<<<<

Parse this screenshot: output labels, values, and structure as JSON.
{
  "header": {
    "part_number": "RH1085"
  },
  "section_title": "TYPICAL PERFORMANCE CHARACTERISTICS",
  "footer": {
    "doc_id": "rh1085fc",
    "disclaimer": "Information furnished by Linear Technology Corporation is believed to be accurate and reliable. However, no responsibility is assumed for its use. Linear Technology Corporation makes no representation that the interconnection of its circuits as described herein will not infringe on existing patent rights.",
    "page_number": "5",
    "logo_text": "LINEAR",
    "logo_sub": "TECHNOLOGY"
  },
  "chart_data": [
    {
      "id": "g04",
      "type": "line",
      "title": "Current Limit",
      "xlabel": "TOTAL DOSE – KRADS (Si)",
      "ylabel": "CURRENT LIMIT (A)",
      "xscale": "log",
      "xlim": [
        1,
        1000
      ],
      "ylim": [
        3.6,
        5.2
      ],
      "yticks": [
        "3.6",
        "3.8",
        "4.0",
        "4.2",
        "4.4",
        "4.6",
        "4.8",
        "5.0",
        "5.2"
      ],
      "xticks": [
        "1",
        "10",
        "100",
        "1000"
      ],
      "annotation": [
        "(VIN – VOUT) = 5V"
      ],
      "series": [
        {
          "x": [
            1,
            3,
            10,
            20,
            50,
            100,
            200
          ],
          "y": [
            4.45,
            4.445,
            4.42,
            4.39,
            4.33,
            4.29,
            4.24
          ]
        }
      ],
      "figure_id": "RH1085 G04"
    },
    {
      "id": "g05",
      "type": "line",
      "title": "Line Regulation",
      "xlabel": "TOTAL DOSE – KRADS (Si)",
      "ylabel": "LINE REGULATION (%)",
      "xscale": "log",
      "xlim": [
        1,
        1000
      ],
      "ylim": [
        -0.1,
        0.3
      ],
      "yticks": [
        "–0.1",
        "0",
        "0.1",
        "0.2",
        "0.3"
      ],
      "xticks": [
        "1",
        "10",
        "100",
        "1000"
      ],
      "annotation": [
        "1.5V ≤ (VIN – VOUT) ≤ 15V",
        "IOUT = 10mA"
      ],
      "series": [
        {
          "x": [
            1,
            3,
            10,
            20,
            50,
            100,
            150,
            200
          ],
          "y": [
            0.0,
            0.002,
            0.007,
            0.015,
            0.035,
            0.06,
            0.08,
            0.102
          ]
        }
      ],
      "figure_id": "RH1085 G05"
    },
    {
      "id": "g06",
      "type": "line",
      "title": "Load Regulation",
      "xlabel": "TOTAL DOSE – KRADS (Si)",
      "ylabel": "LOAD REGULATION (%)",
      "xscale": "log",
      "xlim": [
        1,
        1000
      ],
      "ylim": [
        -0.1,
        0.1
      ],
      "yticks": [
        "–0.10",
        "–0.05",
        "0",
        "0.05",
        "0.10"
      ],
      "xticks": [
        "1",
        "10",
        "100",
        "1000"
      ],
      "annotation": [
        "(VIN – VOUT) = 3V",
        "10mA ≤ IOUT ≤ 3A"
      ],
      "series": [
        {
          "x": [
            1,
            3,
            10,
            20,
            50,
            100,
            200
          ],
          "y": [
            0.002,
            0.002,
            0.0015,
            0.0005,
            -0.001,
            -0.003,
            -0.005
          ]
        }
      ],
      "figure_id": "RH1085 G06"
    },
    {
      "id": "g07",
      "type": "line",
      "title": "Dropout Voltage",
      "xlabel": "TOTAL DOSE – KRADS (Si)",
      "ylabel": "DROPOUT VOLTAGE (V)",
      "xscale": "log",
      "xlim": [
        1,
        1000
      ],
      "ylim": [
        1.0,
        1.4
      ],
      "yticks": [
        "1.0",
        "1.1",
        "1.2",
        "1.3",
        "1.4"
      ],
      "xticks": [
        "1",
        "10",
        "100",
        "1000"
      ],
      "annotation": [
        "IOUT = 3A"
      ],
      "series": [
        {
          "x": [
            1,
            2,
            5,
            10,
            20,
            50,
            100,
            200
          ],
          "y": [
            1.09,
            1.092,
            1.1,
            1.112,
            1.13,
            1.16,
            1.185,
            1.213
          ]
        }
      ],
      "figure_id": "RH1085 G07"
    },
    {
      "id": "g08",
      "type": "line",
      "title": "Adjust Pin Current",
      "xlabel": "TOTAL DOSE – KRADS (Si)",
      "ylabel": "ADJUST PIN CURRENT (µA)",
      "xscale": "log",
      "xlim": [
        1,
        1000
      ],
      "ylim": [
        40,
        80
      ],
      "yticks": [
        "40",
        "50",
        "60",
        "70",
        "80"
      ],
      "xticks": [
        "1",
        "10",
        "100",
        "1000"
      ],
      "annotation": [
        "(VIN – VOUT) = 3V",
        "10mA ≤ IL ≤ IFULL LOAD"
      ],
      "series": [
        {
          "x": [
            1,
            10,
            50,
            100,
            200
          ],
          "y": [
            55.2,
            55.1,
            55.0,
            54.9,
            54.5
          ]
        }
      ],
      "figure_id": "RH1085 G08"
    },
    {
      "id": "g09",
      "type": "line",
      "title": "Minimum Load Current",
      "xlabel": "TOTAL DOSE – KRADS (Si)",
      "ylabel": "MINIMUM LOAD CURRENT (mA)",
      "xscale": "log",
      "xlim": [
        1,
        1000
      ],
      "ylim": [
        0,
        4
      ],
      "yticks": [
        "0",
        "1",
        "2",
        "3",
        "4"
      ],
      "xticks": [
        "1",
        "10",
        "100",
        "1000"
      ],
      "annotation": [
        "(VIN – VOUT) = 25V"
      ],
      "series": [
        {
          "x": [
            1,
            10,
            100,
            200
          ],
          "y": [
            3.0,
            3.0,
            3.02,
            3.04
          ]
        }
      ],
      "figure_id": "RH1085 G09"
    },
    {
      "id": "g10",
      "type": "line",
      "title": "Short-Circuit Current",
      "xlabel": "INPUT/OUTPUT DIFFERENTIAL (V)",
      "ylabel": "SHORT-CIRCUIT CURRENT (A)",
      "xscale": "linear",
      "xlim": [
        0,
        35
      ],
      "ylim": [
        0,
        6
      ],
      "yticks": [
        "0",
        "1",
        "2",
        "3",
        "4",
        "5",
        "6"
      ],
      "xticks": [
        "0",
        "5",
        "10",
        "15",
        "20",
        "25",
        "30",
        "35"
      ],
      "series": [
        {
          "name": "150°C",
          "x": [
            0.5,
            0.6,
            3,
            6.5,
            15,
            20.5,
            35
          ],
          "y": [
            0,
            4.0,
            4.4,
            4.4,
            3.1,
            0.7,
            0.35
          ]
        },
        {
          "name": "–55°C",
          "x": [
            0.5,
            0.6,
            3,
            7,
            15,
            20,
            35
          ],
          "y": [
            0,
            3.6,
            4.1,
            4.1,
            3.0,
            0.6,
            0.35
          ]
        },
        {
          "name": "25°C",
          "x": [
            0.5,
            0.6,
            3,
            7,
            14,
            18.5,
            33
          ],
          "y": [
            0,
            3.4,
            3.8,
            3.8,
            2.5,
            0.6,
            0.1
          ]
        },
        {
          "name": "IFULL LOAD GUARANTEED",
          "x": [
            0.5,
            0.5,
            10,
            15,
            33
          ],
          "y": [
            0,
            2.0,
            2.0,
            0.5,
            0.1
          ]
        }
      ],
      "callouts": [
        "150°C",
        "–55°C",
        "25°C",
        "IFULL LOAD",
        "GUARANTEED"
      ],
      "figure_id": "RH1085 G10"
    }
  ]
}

>>>>

#### Problem statement:
Retype the data in full and match it exactly.

#### Completed exercise:
Parse this screenshot: output labels, values, and structure as JSON.
{
  "header": {
    "part_number": "RH1085"
  },
  "section_title": "TYPICAL PERFORMANCE CHARACTERISTICS",
  "footer": {
    "doc_id": "rh1085fc",
    "disclaimer": "Information furnished by Linear Technology Corporation is believed to be accurate and reliable. However, no responsibility is assumed for its use. Linear Technology Corporation makes no representation that the interconnection of its circuits as described herein will not infringe on existing patent rights.",
    "page_number": "5",
    "logo_text": "LINEAR",
    "logo_sub": "TECHNOLOGY"
  },
  "chart_data": [
    {
      "id": "g04",
      "type": "line",
      "title": "Current Limit",
      "xlabel": "TOTAL DOSE – KRADS (Si)",
      "ylabel": "CURRENT LIMIT (A)",
      "xscale": "log",
      "xlim": [
        1,
        1000
      ],
      "ylim": [
        3.6,
        5.2
      ],
      "yticks": [
        "3.6",
        "3.8",
        "4.0",
        "4.2",
        "4.4",
        "4.6",
        "4.8",
        "5.0",
        "5.2"
      ],
      "xticks": [
        "1",
        "10",
        "100",
        "1000"
      ],
      "annotation": [
        "(VIN – VOUT) = 5V"
      ],
      "series": [
        {
          "x": [
            1,
            3,
            10,
            20,
            50,
            100,
            200
          ],
          "y": [
            4.45,
            4.445,
            4.42,
            4.39,
            4.33,
            4.29,
            4.24
          ]
        }
      ],
      "figure_id": "RH1085 G04"
    },
    {
      "id": "g05",
      "type": "line",
      "title": "Line Regulation",
      "xlabel": "TOTAL DOSE – KRADS (Si)",
      "ylabel": "LINE REGULATION (%)",
      "xscale": "log",
      "xlim": [
        1,
        1000
      ],
      "ylim": [
        -0.1,
        0.3
      ],
      "yticks": [
        "–0.1",
        "0",
        "0.1",
        "0.2",
        "0.3"
      ],
      "xticks": [
        "1",
        "10",
        "100",
        "1000"
      ],
      "annotation": [
        "1.5V ≤ (VIN – VOUT) ≤ 15V",
        "IOUT = 10mA"
      ],
      "series": [
        {
          "x": [
            1,
            3,
            10,
            20,
            50,
            100,
            150,
            200
          ],
          "y": [
            0.0,
            0.002,
            0.007,
            0.015,
            0.035,
            0.06,
            0.08,
            0.102
          ]
        }
      ],
      "figure_id": "RH1085 G05"
    },
    {
      "id": "g06",
      "type": "line",
      "title": "Load Regulation",
      "xlabel": "TOTAL DOSE – KRADS (Si)",
      "ylabel": "LOAD REGULATION (%)",
      "xscale": "log",
      "xlim": [
        1,
        1000
      ],
      "ylim": [
        -0.1,
        0.1
      ],
      "yticks": [
        "–0.10",
        "–0.05",
        "0",
        "0.05",
        "0.10"
      ],
      "xticks": [
        "1",
        "10",
        "100",
        "1000"
      ],
      "annotation": [
        "(VIN – VOUT) = 3V",
        "10mA ≤ IOUT ≤ 3A"
      ],
      "series": [
        {
          "x": [
            1,
            3,
            10,
            20,
            50,
            100,
            200
          ],
          "y": [
            0.002,
            0.002,
            0.0015,
            0.0005,
            -0.001,
            -0.003,
            -0.005
          ]
        }
      ],
      "figure_id": "RH1085 G06"
    },
    {
      "id": "g07",
      "type": "line",
      "title": "Dropout Voltage",
      "xlabel": "TOTAL DOSE – KRADS (Si)",
      "ylabel": "DROPOUT VOLTAGE (V)",
      "xscale": "log",
      "xlim": [
        1,
        1000
      ],
      "ylim": [
        1.0,
        1.4
      ],
      "yticks": [
        "1.0",
        "1.1",
        "1.2",
        "1.3",
        "1.4"
      ],
      "xticks": [
        "1",
        "10",
        "100",
        "1000"
      ],
      "annotation": [
        "IOUT = 3A"
      ],
      "series": [
        {
          "x": [
            1,
            2,
            5,
            10,
            20,
            50,
            100,
            200
          ],
          "y": [
            1.09,
            1.092,
            1.1,
            1.112,
            1.13,
            1.16,
            1.185,
            1.213
          ]
        }
      ],
      "figure_id": "RH1085 G07"
    },
    {
      "id": "g08",
      "type": "line",
      "title": "Adjust Pin Current",
      "xlabel": "TOTAL DOSE – KRADS (Si)",
      "ylabel": "ADJUST PIN CURRENT (µA)",
      "xscale": "log",
      "xlim": [
        1,
        1000
      ],
      "ylim": [
        40,
        80
      ],
      "yticks": [
        "40",
        "50",
        "60",
        "70",
        "80"
      ],
      "xticks": [
        "1",
        "10",
        "100",
        "1000"
      ],
      "annotation": [
        "(VIN – VOUT) = 3V",
        "10mA ≤ IL ≤ IFULL LOAD"
      ],
      "series": [
        {
          "x": [
            1,
            10,
            50,
            100,
            200
          ],
          "y": [
            55.2,
            55.1,
            55.0,
            54.9,
            54.5
          ]
        }
      ],
      "figure_id": "RH1085 G08"
    },
    {
      "id": "g09",
      "type": "line",
      "title": "Minimum Load Current",
      "xlabel": "TOTAL DOSE – KRADS (Si)",
      "ylabel": "MINIMUM LOAD CURRENT (mA)",
      "xscale": "log",
      "xlim": [
        1,
        1000
      ],
      "ylim": [
        0,
        4
      ],
      "yticks": [
        "0",
        "1",
        "2",
        "3",
        "4"
      ],
      "xticks": [
        "1",
        "10",
        "100",
        "1000"
      ],
      "annotation": [
        "(VIN – VOUT) = 25V"
      ],
      "series": [
        {
          "x": [
            1,
            10,
            100,
            200
          ],
          "y": [
            3.0,
            3.0,
            3.02,
            3.04
          ]
        }
      ],
      "figure_id": "RH1085 G09"
    },
    {
      "id": "g10",
      "type": "line",
      "title": "Short-Circuit Current",
      "xlabel": "INPUT/OUTPUT DIFFERENTIAL (V)",
      "ylabel": "SHORT-CIRCUIT CURRENT (A)",
      "xscale": "linear",
      "xlim": [
        0,
        35
      ],
      "ylim": [
        0,
        6
      ],
      "yticks": [
        "0",
        "1",
        "2",
        "3",
        "4",
        "5",
        "6"
      ],
      "xticks": [
        "0",
        "5",
        "10",
        "15",
        "20",
        "25",
        "30",
        "35"
      ],
      "series": [
        {
          "name": "150°C",
          "x": [
            0.5,
            0.6,
            3,
            6.5,
            15,
            20.5,
            35
          ],
          "y": [
            0,
            4.0,
            4.4,
            4.4,
            3.1,
            0.7,
            0.35
          ]
        },
        {
          "name": "–55°C",
          "x": [
            0.5,
            0.6,
            3,
            7,
            15,
            20,
            35
          ],
          "y": [
            0,
            3.6,
            4.1,
            4.1,
            3.0,
            0.6,
            0.35
          ]
        },
        {
          "name": "25°C",
          "x": [
            0.5,
            0.6,
            3,
            7,
            14,
            18.5,
            33
          ],
          "y": [
            0,
            3.4,
            3.8,
            3.8,
            2.5,
            0.6,
            0.1
          ]
        },
        {
          "name": "IFULL LOAD GUARANTEED",
          "x": [
            0.5,
            0.5,
            10,
            15,
            33
          ],
          "y": [
            0,
            2.0,
            2.0,
            0.5,
            0.1
          ]
        }
      ],
      "callouts": [
        "150°C",
        "–55°C",
        "25°C",
        "IFULL LOAD",
        "GUARANTEED"
      ],
      "figure_id": "RH1085 G10"
    }
  ]
}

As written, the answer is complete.